MATERIALS PROVIDED>
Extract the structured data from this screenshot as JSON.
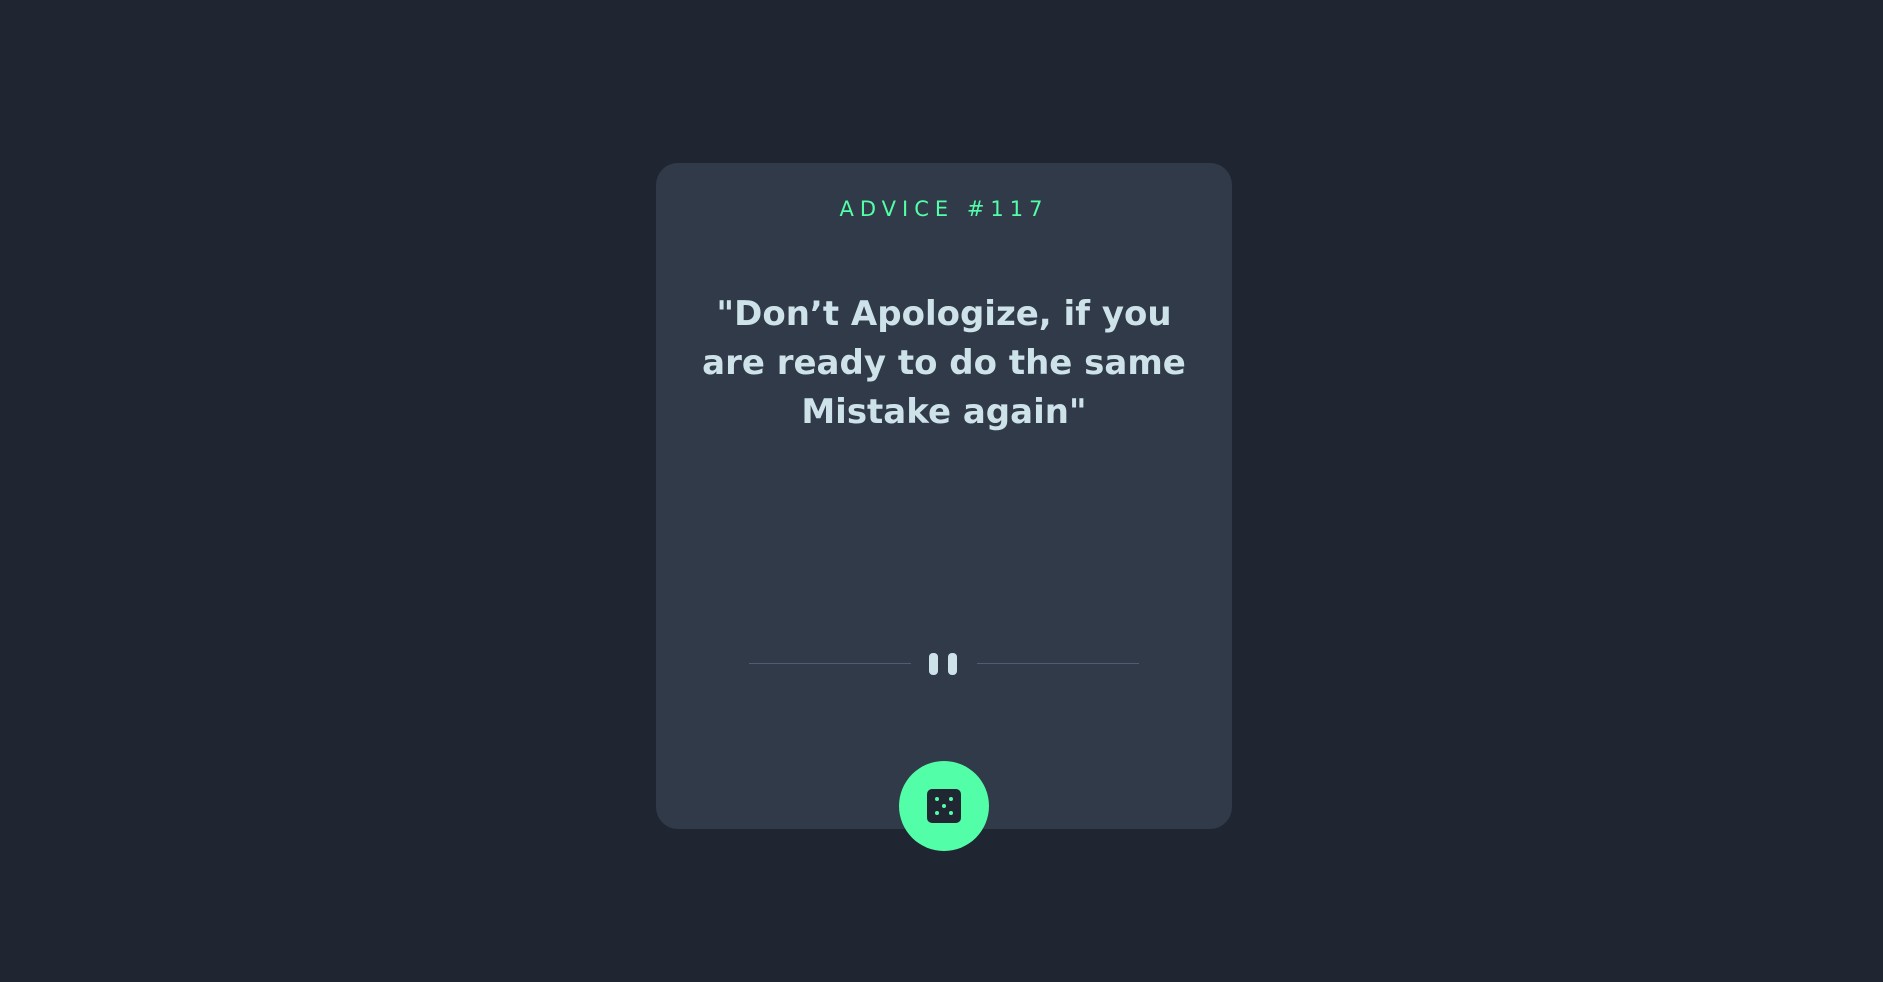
{
  "card": {
    "advice_id": "ADVICE #117",
    "quote": "\"Don’t Apologize, if you are ready to do the same Mistake again\""
  },
  "actions": {
    "generate_icon": "dice-icon"
  },
  "colors": {
    "background": "#1f2632",
    "card": "#313a49",
    "accent": "#52ffa8",
    "text": "#cee3e9",
    "divider": "#4e5d73"
  }
}
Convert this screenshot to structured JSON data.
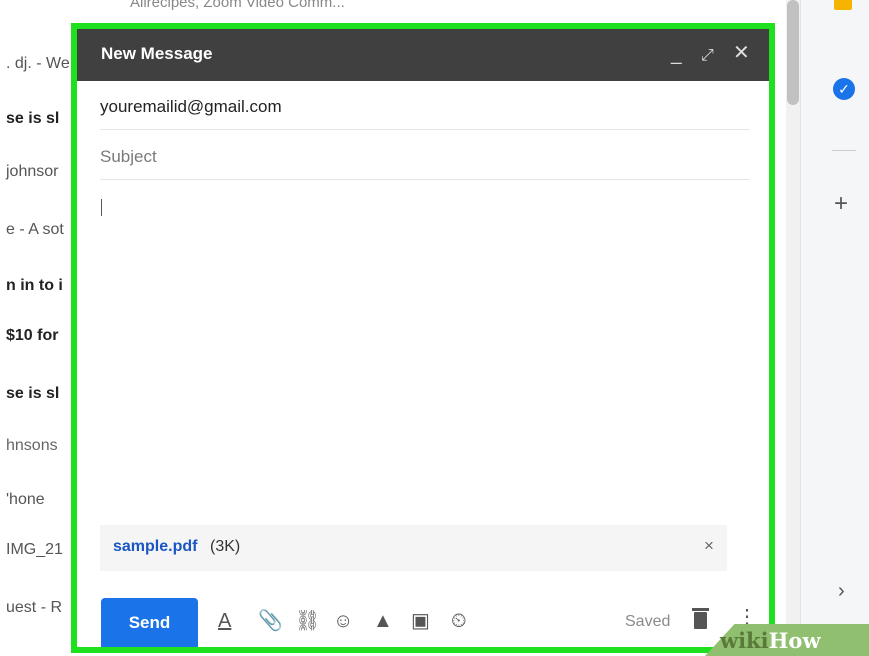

PROBLEM STATEMENT>
Go through the listing above and write it out again exactly, dropping the pictures.

THE SOLUTION>
Extract the structured data from this screenshot as JSON.
{
  "card": {
    "advice_id": "ADVICE #117",
    "quote": "\"Don’t Apologize, if you are ready to do the same Mistake again\""
  },
  "actions": {
    "generate_icon": "dice-icon"
  },
  "colors": {
    "background": "#1f2632",
    "card": "#313a49",
    "accent": "#52ffa8",
    "text": "#cee3e9",
    "divider": "#4e5d73"
  }
}
Convert this screenshot to structured JSON data.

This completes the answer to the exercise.